> **SET EXERCISE**: Output the records exactly as they appear, with no pictures included.

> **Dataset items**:
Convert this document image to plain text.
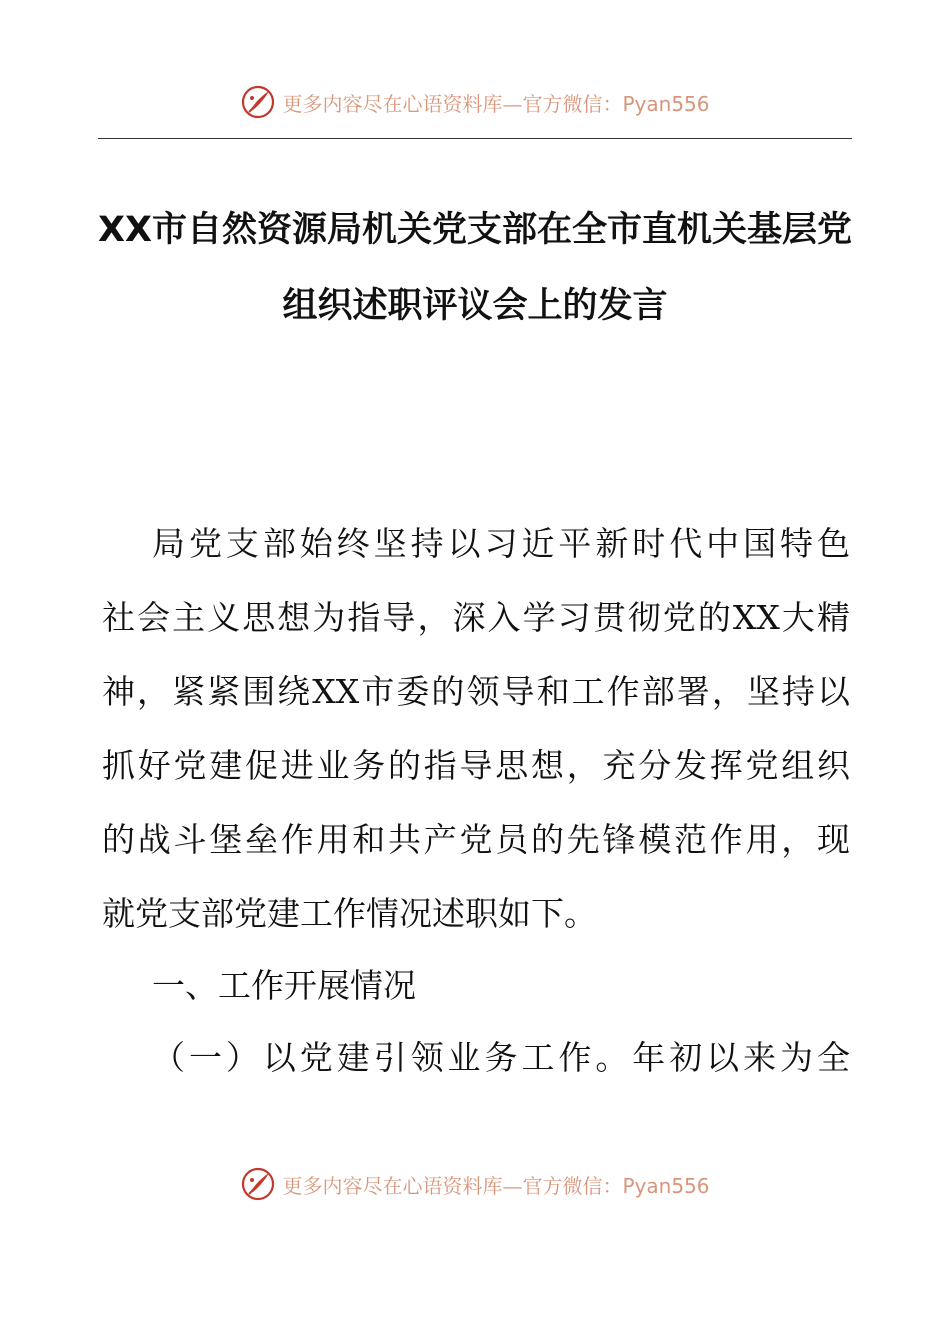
更多内容尽在心语资料库—官方微信：Pyan556
XX市自然资源局机关党支部在全市直机关基层党
组织述职评议会上的发言
局党支部始终坚持以习近平新时代中国特色
社会主义思想为指导，深入学习贯彻党的XX大精
神，紧紧围绕XX市委的领导和工作部署，坚持以
抓好党建促进业务的指导思想，充分发挥党组织
的战斗堡垒作用和共产党员的先锋模范作用，现
就党支部党建工作情况述职如下。
一、工作开展情况
（一）以党建引领业务工作。年初以来为全
更多内容尽在心语资料库—官方微信：Pyan556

> **RESULT FOR THIS TASK**:
Convert this document image to plain text.
更多内容尽在心语资料库—官方微信：Pyan556
XX市自然资源局机关党支部在全市直机关基层党
组织述职评议会上的发言
局党支部始终坚持以习近平新时代中国特色
社会主义思想为指导，深入学习贯彻党的XX大精
神，紧紧围绕XX市委的领导和工作部署，坚持以
抓好党建促进业务的指导思想，充分发挥党组织
的战斗堡垒作用和共产党员的先锋模范作用，现
就党支部党建工作情况述职如下。
一、工作开展情况
（一）以党建引领业务工作。年初以来为全
更多内容尽在心语资料库—官方微信：Pyan556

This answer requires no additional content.